Write out each line beneath this one exactly as it reads.

* _Input material_:

⟨

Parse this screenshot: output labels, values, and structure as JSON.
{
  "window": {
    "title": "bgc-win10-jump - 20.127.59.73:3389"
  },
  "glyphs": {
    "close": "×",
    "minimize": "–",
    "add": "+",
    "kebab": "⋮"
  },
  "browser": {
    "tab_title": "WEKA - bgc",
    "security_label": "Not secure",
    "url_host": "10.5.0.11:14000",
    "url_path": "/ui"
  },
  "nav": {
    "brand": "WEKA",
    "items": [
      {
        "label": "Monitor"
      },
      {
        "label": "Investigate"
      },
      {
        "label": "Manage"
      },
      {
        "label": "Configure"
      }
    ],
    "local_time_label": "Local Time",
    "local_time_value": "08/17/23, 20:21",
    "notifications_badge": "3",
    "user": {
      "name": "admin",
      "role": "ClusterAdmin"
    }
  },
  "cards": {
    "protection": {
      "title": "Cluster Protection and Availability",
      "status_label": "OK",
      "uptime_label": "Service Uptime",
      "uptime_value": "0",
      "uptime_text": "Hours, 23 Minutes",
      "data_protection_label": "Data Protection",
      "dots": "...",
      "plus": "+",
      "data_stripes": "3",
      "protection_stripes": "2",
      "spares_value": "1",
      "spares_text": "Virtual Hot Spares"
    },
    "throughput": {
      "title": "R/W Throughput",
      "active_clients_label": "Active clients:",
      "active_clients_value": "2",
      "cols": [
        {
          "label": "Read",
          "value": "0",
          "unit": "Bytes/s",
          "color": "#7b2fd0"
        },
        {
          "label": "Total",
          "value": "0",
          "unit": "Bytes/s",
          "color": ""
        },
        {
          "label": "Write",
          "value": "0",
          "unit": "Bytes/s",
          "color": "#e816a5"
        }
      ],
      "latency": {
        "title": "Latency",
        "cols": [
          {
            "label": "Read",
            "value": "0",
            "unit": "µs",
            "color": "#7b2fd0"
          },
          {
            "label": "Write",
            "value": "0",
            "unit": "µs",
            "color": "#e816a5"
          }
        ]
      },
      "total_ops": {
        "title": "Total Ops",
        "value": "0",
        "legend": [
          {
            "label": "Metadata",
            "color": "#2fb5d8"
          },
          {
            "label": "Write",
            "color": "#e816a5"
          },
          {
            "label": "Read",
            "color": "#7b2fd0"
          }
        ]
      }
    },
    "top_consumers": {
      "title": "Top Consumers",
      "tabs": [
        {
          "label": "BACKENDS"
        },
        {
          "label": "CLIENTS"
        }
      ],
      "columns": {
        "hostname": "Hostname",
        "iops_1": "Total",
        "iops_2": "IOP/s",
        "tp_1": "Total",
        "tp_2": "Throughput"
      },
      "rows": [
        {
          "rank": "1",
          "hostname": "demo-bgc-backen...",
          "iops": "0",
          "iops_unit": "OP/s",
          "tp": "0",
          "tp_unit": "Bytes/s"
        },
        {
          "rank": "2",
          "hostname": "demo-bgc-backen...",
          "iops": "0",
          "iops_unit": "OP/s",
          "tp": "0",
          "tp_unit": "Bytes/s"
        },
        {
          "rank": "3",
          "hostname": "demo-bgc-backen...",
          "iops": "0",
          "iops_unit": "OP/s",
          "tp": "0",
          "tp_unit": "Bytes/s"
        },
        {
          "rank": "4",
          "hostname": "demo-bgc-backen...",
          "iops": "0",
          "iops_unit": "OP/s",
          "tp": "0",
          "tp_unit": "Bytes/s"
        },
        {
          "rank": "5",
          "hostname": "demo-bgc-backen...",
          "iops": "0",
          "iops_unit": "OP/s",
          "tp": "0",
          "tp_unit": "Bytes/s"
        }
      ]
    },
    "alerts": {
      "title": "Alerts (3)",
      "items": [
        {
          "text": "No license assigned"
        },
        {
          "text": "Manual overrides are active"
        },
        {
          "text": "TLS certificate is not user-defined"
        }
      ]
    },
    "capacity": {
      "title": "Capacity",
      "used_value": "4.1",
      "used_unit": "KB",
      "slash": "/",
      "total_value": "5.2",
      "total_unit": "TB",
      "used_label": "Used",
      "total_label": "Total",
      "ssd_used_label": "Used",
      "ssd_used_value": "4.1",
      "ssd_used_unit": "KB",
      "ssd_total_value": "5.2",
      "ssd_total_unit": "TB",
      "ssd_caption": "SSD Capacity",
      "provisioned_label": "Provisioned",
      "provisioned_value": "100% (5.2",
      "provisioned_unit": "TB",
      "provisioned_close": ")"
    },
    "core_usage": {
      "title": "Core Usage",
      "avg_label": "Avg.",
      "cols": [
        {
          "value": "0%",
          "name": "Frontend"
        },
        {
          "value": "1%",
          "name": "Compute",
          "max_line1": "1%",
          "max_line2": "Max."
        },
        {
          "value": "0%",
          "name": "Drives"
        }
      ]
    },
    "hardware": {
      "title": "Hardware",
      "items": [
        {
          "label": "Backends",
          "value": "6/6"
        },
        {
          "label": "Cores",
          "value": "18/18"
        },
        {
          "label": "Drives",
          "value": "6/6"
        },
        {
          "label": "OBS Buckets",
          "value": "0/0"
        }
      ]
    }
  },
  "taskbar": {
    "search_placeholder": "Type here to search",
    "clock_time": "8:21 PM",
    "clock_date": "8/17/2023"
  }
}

⟩

* _Written response_:
Parse this screenshot: output labels, values, and structure as JSON.
{
  "window": {
    "title": "bgc-win10-jump - 20.127.59.73:3389"
  },
  "glyphs": {
    "close": "×",
    "minimize": "–",
    "add": "+",
    "kebab": "⋮"
  },
  "browser": {
    "tab_title": "WEKA - bgc",
    "security_label": "Not secure",
    "url_host": "10.5.0.11:14000",
    "url_path": "/ui"
  },
  "nav": {
    "brand": "WEKA",
    "items": [
      {
        "label": "Monitor"
      },
      {
        "label": "Investigate"
      },
      {
        "label": "Manage"
      },
      {
        "label": "Configure"
      }
    ],
    "local_time_label": "Local Time",
    "local_time_value": "08/17/23, 20:21",
    "notifications_badge": "3",
    "user": {
      "name": "admin",
      "role": "ClusterAdmin"
    }
  },
  "cards": {
    "protection": {
      "title": "Cluster Protection and Availability",
      "status_label": "OK",
      "uptime_label": "Service Uptime",
      "uptime_value": "0",
      "uptime_text": "Hours, 23 Minutes",
      "data_protection_label": "Data Protection",
      "dots": "...",
      "plus": "+",
      "data_stripes": "3",
      "protection_stripes": "2",
      "spares_value": "1",
      "spares_text": "Virtual Hot Spares"
    },
    "throughput": {
      "title": "R/W Throughput",
      "active_clients_label": "Active clients:",
      "active_clients_value": "2",
      "cols": [
        {
          "label": "Read",
          "value": "0",
          "unit": "Bytes/s",
          "color": "#7b2fd0"
        },
        {
          "label": "Total",
          "value": "0",
          "unit": "Bytes/s",
          "color": ""
        },
        {
          "label": "Write",
          "value": "0",
          "unit": "Bytes/s",
          "color": "#e816a5"
        }
      ],
      "latency": {
        "title": "Latency",
        "cols": [
          {
            "label": "Read",
            "value": "0",
            "unit": "µs",
            "color": "#7b2fd0"
          },
          {
            "label": "Write",
            "value": "0",
            "unit": "µs",
            "color": "#e816a5"
          }
        ]
      },
      "total_ops": {
        "title": "Total Ops",
        "value": "0",
        "legend": [
          {
            "label": "Metadata",
            "color": "#2fb5d8"
          },
          {
            "label": "Write",
            "color": "#e816a5"
          },
          {
            "label": "Read",
            "color": "#7b2fd0"
          }
        ]
      }
    },
    "top_consumers": {
      "title": "Top Consumers",
      "tabs": [
        {
          "label": "BACKENDS"
        },
        {
          "label": "CLIENTS"
        }
      ],
      "columns": {
        "hostname": "Hostname",
        "iops_1": "Total",
        "iops_2": "IOP/s",
        "tp_1": "Total",
        "tp_2": "Throughput"
      },
      "rows": [
        {
          "rank": "1",
          "hostname": "demo-bgc-backen...",
          "iops": "0",
          "iops_unit": "OP/s",
          "tp": "0",
          "tp_unit": "Bytes/s"
        },
        {
          "rank": "2",
          "hostname": "demo-bgc-backen...",
          "iops": "0",
          "iops_unit": "OP/s",
          "tp": "0",
          "tp_unit": "Bytes/s"
        },
        {
          "rank": "3",
          "hostname": "demo-bgc-backen...",
          "iops": "0",
          "iops_unit": "OP/s",
          "tp": "0",
          "tp_unit": "Bytes/s"
        },
        {
          "rank": "4",
          "hostname": "demo-bgc-backen...",
          "iops": "0",
          "iops_unit": "OP/s",
          "tp": "0",
          "tp_unit": "Bytes/s"
        },
        {
          "rank": "5",
          "hostname": "demo-bgc-backen...",
          "iops": "0",
          "iops_unit": "OP/s",
          "tp": "0",
          "tp_unit": "Bytes/s"
        }
      ]
    },
    "alerts": {
      "title": "Alerts (3)",
      "items": [
        {
          "text": "No license assigned"
        },
        {
          "text": "Manual overrides are active"
        },
        {
          "text": "TLS certificate is not user-defined"
        }
      ]
    },
    "capacity": {
      "title": "Capacity",
      "used_value": "4.1",
      "used_unit": "KB",
      "slash": "/",
      "total_value": "5.2",
      "total_unit": "TB",
      "used_label": "Used",
      "total_label": "Total",
      "ssd_used_label": "Used",
      "ssd_used_value": "4.1",
      "ssd_used_unit": "KB",
      "ssd_total_value": "5.2",
      "ssd_total_unit": "TB",
      "ssd_caption": "SSD Capacity",
      "provisioned_label": "Provisioned",
      "provisioned_value": "100% (5.2",
      "provisioned_unit": "TB",
      "provisioned_close": ")"
    },
    "core_usage": {
      "title": "Core Usage",
      "avg_label": "Avg.",
      "cols": [
        {
          "value": "0%",
          "name": "Frontend"
        },
        {
          "value": "1%",
          "name": "Compute",
          "max_line1": "1%",
          "max_line2": "Max."
        },
        {
          "value": "0%",
          "name": "Drives"
        }
      ]
    },
    "hardware": {
      "title": "Hardware",
      "items": [
        {
          "label": "Backends",
          "value": "6/6"
        },
        {
          "label": "Cores",
          "value": "18/18"
        },
        {
          "label": "Drives",
          "value": "6/6"
        },
        {
          "label": "OBS Buckets",
          "value": "0/0"
        }
      ]
    }
  },
  "taskbar": {
    "search_placeholder": "Type here to search",
    "clock_time": "8:21 PM",
    "clock_date": "8/17/2023"
  }
}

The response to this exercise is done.